* _Excerpts from a figure dataset_:
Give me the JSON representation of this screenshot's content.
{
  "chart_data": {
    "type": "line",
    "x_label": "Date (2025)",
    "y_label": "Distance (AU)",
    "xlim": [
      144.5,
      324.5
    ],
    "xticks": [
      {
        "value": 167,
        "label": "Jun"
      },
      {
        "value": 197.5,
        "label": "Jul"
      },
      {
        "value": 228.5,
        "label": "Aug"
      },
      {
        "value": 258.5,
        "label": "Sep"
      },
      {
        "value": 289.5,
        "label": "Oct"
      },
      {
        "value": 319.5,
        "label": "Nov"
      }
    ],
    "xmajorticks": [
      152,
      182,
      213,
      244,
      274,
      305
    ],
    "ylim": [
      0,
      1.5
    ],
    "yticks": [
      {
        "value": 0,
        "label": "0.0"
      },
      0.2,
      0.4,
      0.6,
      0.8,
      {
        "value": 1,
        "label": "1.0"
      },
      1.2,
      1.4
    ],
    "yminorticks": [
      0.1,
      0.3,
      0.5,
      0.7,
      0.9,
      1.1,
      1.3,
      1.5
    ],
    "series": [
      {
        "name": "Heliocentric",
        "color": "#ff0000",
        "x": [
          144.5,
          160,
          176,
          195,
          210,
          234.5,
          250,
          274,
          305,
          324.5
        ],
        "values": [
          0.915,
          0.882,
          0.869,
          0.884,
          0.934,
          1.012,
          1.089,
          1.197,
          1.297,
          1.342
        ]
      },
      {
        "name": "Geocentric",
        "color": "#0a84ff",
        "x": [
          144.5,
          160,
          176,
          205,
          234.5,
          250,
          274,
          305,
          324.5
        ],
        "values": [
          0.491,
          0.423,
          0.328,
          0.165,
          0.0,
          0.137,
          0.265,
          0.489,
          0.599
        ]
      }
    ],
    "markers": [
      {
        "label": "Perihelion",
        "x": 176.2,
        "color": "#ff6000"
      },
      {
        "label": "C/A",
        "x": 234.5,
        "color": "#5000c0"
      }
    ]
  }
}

---

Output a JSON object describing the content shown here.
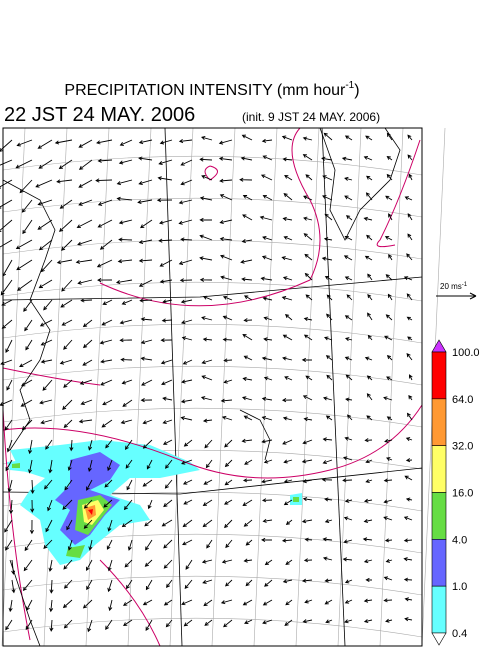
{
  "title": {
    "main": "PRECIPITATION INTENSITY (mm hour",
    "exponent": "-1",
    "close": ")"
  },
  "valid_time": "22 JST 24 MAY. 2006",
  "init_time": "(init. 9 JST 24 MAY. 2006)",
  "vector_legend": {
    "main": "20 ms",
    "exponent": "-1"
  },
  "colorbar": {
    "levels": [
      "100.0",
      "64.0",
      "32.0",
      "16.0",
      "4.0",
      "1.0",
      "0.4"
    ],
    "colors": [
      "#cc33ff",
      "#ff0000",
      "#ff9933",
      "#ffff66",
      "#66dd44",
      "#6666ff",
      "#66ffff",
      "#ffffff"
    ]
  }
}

--

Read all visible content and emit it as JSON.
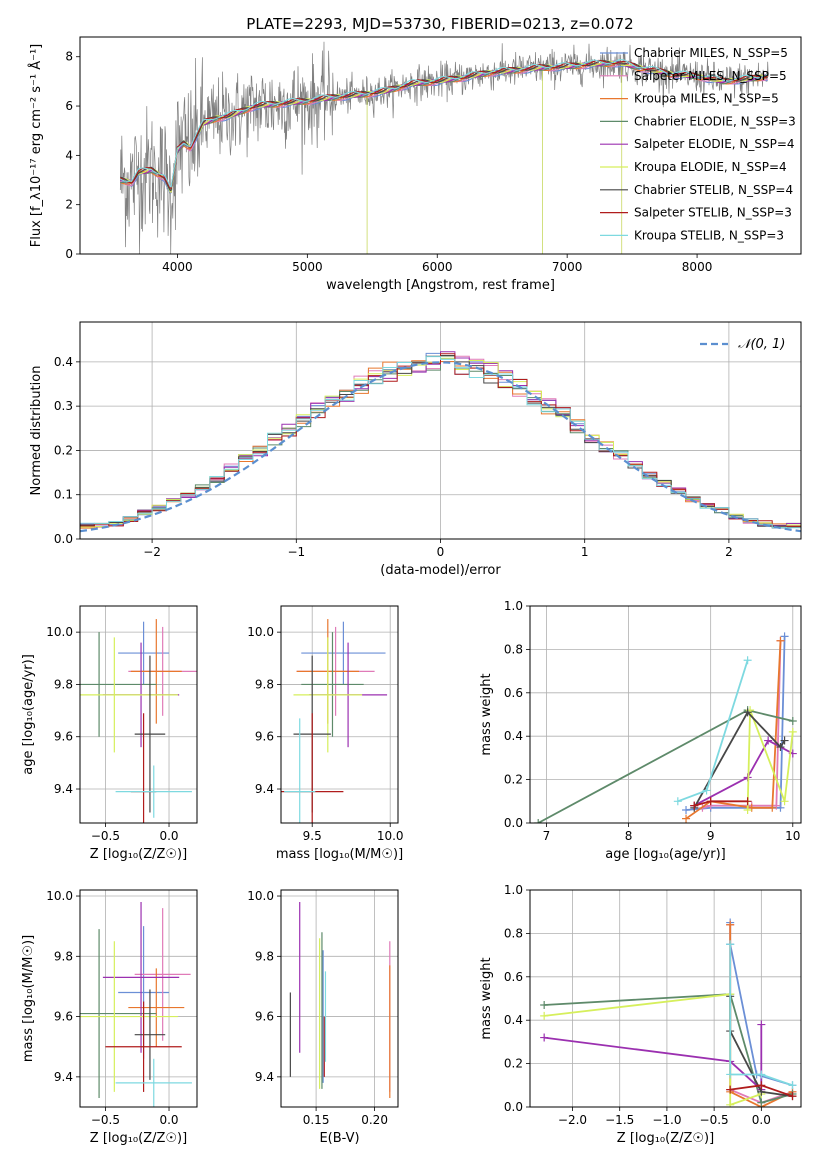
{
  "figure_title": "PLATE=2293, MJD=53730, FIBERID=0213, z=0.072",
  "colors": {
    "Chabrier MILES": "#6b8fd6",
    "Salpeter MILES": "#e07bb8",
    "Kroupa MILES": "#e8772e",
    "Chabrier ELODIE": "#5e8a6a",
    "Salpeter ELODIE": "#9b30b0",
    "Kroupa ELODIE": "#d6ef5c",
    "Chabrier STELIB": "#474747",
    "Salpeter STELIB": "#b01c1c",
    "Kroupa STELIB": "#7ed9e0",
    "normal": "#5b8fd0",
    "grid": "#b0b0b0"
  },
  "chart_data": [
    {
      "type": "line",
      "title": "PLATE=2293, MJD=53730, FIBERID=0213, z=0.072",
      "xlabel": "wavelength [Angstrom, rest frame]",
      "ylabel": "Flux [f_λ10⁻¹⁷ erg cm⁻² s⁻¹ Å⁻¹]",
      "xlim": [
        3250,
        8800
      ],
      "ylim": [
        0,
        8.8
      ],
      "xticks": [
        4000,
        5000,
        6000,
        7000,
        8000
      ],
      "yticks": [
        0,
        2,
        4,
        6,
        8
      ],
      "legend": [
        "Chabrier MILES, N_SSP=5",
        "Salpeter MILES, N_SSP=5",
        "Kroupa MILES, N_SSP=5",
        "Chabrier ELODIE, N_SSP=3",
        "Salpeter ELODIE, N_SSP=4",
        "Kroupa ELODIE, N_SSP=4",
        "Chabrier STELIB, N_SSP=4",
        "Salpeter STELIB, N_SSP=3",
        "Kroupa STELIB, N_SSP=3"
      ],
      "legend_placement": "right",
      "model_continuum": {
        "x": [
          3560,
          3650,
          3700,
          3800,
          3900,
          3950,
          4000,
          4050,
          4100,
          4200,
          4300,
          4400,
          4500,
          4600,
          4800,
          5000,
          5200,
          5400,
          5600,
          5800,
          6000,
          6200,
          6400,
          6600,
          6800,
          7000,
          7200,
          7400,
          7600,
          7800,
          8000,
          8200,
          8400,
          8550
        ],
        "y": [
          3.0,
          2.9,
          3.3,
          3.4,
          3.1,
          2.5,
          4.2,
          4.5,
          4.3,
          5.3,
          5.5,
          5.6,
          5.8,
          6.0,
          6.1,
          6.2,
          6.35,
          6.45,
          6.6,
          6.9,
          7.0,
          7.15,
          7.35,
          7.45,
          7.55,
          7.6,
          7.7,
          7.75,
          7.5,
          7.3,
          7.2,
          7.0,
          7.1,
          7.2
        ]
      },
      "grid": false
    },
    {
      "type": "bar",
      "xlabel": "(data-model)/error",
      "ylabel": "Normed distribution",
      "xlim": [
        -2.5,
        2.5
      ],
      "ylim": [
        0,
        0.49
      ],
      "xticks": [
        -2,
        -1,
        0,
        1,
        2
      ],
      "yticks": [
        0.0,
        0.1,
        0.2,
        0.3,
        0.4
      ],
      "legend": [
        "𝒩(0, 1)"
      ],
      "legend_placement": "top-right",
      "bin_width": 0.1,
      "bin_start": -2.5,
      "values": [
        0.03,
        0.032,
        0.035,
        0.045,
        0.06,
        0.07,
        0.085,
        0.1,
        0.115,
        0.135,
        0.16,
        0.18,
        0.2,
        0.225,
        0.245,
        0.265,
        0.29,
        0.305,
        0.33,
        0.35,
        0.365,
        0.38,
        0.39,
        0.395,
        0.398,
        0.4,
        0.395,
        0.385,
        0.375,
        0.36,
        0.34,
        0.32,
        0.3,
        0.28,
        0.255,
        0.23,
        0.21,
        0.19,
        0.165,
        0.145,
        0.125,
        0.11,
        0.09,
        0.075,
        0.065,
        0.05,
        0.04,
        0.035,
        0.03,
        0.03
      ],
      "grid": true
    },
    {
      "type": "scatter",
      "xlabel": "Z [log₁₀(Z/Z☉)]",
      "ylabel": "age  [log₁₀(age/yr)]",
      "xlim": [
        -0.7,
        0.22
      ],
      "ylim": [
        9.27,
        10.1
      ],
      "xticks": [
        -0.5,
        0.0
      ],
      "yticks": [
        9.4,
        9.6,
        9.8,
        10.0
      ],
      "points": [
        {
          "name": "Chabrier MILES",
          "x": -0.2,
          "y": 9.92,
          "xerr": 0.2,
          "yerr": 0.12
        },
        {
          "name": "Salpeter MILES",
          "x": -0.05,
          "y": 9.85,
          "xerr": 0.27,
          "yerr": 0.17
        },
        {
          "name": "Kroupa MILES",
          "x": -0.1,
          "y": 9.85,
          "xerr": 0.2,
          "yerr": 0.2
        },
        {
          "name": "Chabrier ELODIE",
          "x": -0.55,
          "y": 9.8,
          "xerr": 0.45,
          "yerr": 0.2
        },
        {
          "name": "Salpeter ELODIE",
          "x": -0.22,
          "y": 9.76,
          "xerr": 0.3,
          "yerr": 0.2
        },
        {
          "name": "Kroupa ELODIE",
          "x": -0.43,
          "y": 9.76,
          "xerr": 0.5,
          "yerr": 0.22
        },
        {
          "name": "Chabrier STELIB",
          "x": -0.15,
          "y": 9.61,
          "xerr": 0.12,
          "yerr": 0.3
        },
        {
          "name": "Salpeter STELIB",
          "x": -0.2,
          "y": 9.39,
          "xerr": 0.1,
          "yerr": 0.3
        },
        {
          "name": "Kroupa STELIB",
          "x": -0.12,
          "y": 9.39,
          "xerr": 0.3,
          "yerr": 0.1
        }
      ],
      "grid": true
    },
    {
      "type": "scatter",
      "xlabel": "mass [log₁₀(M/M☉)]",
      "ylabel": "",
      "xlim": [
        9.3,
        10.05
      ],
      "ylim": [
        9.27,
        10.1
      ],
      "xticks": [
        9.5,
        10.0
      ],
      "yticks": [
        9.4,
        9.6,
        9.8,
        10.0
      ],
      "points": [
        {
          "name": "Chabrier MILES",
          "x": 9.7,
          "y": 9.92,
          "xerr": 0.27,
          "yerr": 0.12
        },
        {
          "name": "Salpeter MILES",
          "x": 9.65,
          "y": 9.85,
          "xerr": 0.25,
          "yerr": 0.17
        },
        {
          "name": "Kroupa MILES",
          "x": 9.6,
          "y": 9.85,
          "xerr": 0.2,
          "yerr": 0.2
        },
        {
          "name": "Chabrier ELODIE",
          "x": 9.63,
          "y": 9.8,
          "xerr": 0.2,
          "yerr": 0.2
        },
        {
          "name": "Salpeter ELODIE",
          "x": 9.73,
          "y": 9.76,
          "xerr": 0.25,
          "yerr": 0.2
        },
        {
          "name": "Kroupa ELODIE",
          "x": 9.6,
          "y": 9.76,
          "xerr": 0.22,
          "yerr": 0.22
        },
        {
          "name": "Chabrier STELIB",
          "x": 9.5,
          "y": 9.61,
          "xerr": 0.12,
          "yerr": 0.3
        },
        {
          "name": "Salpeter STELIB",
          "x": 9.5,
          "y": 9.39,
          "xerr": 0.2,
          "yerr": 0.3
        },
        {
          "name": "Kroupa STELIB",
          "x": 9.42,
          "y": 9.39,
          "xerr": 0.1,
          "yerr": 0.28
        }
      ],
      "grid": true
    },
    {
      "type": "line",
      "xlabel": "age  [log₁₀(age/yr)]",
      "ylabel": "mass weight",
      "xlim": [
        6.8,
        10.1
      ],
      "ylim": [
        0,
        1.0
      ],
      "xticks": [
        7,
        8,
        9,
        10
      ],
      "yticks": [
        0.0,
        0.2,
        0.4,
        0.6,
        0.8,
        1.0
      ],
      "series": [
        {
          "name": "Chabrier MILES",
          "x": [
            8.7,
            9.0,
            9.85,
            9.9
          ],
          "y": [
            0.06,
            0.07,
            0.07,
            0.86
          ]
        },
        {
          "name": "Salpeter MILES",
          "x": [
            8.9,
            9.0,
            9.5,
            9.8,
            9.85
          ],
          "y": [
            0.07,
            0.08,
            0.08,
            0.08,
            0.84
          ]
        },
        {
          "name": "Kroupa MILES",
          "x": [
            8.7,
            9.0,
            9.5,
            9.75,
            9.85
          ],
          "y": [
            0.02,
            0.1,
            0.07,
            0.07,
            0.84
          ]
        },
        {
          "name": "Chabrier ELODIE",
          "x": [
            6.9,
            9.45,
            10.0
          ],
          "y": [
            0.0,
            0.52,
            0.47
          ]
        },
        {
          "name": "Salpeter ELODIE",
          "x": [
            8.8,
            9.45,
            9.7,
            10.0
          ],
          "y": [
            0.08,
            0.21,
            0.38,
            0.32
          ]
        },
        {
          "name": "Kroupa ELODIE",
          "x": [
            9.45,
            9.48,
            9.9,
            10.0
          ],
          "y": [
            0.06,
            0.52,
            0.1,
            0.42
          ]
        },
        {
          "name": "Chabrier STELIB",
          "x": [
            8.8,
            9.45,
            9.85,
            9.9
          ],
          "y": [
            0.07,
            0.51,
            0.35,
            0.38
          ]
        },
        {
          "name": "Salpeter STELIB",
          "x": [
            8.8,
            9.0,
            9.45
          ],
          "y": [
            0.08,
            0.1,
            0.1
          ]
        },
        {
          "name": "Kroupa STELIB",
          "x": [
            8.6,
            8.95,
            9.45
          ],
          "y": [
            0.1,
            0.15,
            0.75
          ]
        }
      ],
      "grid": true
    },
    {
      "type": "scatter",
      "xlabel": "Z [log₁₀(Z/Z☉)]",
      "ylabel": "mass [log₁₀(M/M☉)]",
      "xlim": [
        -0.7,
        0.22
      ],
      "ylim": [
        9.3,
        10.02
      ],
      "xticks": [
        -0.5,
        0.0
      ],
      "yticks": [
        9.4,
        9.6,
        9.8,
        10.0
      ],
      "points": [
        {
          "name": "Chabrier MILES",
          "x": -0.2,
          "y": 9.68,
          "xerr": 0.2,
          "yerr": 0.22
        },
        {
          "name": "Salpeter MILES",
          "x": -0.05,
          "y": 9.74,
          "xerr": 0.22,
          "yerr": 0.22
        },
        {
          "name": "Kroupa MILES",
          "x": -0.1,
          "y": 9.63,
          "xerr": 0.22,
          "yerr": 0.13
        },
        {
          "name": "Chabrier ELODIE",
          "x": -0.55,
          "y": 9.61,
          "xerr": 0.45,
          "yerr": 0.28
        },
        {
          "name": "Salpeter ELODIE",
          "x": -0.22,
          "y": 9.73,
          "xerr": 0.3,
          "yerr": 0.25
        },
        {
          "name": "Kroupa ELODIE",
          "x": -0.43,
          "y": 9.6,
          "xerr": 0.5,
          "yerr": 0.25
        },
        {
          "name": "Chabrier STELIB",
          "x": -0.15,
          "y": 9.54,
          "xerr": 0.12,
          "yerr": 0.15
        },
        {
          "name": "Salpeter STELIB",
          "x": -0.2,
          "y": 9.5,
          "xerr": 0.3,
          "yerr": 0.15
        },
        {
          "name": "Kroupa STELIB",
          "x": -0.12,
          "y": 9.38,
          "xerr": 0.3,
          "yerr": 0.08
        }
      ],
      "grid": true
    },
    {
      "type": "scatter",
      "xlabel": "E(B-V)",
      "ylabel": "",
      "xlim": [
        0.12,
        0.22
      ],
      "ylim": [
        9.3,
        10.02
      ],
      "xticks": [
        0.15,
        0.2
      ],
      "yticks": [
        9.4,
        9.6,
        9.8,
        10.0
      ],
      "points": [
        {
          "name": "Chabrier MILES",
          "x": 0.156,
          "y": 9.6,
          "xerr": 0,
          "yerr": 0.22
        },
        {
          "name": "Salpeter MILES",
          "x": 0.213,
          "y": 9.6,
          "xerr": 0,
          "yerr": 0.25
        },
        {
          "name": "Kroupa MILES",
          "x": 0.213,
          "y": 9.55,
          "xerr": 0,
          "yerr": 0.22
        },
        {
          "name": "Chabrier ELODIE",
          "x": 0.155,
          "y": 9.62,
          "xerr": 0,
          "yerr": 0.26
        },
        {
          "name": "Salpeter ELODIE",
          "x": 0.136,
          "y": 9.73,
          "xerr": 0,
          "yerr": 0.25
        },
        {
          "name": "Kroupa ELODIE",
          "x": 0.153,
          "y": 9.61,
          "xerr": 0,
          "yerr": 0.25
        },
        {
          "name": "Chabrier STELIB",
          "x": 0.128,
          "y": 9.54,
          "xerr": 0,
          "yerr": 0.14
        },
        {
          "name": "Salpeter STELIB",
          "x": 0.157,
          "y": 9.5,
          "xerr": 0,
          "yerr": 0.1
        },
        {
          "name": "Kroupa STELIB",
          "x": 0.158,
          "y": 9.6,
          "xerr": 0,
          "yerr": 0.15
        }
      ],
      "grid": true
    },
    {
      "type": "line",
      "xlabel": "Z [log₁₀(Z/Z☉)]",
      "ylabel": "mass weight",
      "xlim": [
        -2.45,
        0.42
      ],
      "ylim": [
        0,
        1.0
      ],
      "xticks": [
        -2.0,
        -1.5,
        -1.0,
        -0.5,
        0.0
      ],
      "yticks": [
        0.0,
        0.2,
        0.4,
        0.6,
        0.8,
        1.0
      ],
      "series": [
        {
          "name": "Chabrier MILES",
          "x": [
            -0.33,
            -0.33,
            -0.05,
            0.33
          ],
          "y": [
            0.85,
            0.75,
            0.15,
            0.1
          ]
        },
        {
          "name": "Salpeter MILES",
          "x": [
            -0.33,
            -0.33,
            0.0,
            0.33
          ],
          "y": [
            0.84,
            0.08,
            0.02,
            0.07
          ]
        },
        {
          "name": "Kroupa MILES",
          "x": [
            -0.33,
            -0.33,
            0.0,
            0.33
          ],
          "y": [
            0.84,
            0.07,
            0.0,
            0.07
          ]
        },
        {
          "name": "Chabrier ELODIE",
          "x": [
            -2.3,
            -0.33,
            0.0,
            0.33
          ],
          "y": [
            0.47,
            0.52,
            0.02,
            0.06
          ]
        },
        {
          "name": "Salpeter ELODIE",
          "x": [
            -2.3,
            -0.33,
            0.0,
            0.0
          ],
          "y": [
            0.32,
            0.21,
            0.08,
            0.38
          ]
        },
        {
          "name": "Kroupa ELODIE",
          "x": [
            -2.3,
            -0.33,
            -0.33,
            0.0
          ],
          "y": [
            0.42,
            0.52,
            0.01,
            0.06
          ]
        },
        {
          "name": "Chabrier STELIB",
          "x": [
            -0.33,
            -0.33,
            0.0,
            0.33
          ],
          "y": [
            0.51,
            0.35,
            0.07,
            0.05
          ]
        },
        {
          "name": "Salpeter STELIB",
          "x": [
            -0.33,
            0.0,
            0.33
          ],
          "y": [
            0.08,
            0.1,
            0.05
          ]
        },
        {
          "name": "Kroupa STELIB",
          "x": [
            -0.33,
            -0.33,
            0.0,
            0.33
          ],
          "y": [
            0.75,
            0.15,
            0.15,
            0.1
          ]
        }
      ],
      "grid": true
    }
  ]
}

* _WORK TO DO_: List all lines from the entries that include the word "right".

* _OUTPUT BELOW_:
      "legend_placement": "right",
      "legend_placement": "top-right",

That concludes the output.